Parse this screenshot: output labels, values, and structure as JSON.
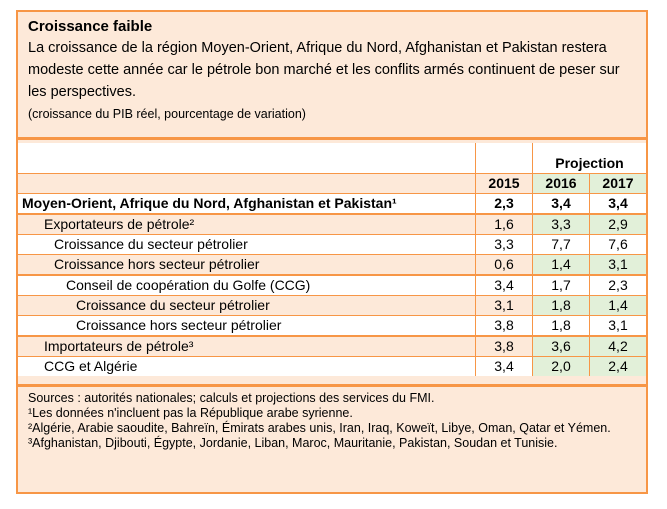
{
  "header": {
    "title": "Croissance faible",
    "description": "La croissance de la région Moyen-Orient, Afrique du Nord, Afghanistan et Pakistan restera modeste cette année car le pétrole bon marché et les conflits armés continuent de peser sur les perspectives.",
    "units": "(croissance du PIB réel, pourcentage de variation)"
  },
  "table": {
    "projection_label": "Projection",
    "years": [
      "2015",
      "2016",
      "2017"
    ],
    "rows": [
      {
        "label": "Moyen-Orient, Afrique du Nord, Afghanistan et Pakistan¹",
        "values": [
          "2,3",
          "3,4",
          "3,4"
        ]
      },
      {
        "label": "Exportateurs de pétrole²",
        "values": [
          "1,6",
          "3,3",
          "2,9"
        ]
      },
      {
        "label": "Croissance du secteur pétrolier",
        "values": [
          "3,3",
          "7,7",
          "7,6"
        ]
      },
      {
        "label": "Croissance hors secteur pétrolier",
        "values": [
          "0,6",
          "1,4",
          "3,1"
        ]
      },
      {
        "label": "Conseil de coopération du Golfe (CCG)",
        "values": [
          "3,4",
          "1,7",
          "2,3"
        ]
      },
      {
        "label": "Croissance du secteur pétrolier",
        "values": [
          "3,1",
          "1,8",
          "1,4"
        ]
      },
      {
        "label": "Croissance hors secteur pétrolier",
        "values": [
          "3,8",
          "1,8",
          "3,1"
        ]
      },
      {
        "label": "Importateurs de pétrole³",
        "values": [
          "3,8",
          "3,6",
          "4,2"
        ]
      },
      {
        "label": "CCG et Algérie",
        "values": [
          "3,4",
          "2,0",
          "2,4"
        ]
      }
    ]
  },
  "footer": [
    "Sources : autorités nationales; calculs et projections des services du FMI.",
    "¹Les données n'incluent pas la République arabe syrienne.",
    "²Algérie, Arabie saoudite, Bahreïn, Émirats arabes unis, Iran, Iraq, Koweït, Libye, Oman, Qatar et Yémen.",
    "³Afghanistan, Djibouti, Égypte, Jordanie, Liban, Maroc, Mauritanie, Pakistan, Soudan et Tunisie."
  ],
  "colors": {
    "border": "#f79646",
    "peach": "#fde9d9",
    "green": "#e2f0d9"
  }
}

→ What the task asks: Leave every image out, and retype the material exactly.

→ Result for this exercise:
Parse this screenshot: output labels, values, and structure as JSON.
{
  "header": {
    "title": "Croissance faible",
    "description": "La croissance de la région Moyen-Orient, Afrique du Nord, Afghanistan et Pakistan restera modeste cette année car le pétrole bon marché et les conflits armés continuent de peser sur les perspectives.",
    "units": "(croissance du PIB réel, pourcentage de variation)"
  },
  "table": {
    "projection_label": "Projection",
    "years": [
      "2015",
      "2016",
      "2017"
    ],
    "rows": [
      {
        "label": "Moyen-Orient, Afrique du Nord, Afghanistan et Pakistan¹",
        "values": [
          "2,3",
          "3,4",
          "3,4"
        ]
      },
      {
        "label": "Exportateurs de pétrole²",
        "values": [
          "1,6",
          "3,3",
          "2,9"
        ]
      },
      {
        "label": "Croissance du secteur pétrolier",
        "values": [
          "3,3",
          "7,7",
          "7,6"
        ]
      },
      {
        "label": "Croissance hors secteur pétrolier",
        "values": [
          "0,6",
          "1,4",
          "3,1"
        ]
      },
      {
        "label": "Conseil de coopération du Golfe (CCG)",
        "values": [
          "3,4",
          "1,7",
          "2,3"
        ]
      },
      {
        "label": "Croissance du secteur pétrolier",
        "values": [
          "3,1",
          "1,8",
          "1,4"
        ]
      },
      {
        "label": "Croissance hors secteur pétrolier",
        "values": [
          "3,8",
          "1,8",
          "3,1"
        ]
      },
      {
        "label": "Importateurs de pétrole³",
        "values": [
          "3,8",
          "3,6",
          "4,2"
        ]
      },
      {
        "label": "CCG et Algérie",
        "values": [
          "3,4",
          "2,0",
          "2,4"
        ]
      }
    ]
  },
  "footer": [
    "Sources : autorités nationales; calculs et projections des services du FMI.",
    "¹Les données n'incluent pas la République arabe syrienne.",
    "²Algérie, Arabie saoudite, Bahreïn, Émirats arabes unis, Iran, Iraq, Koweït, Libye, Oman, Qatar et Yémen.",
    "³Afghanistan, Djibouti, Égypte, Jordanie, Liban, Maroc, Mauritanie, Pakistan, Soudan et Tunisie."
  ],
  "colors": {
    "border": "#f79646",
    "peach": "#fde9d9",
    "green": "#e2f0d9"
  }
}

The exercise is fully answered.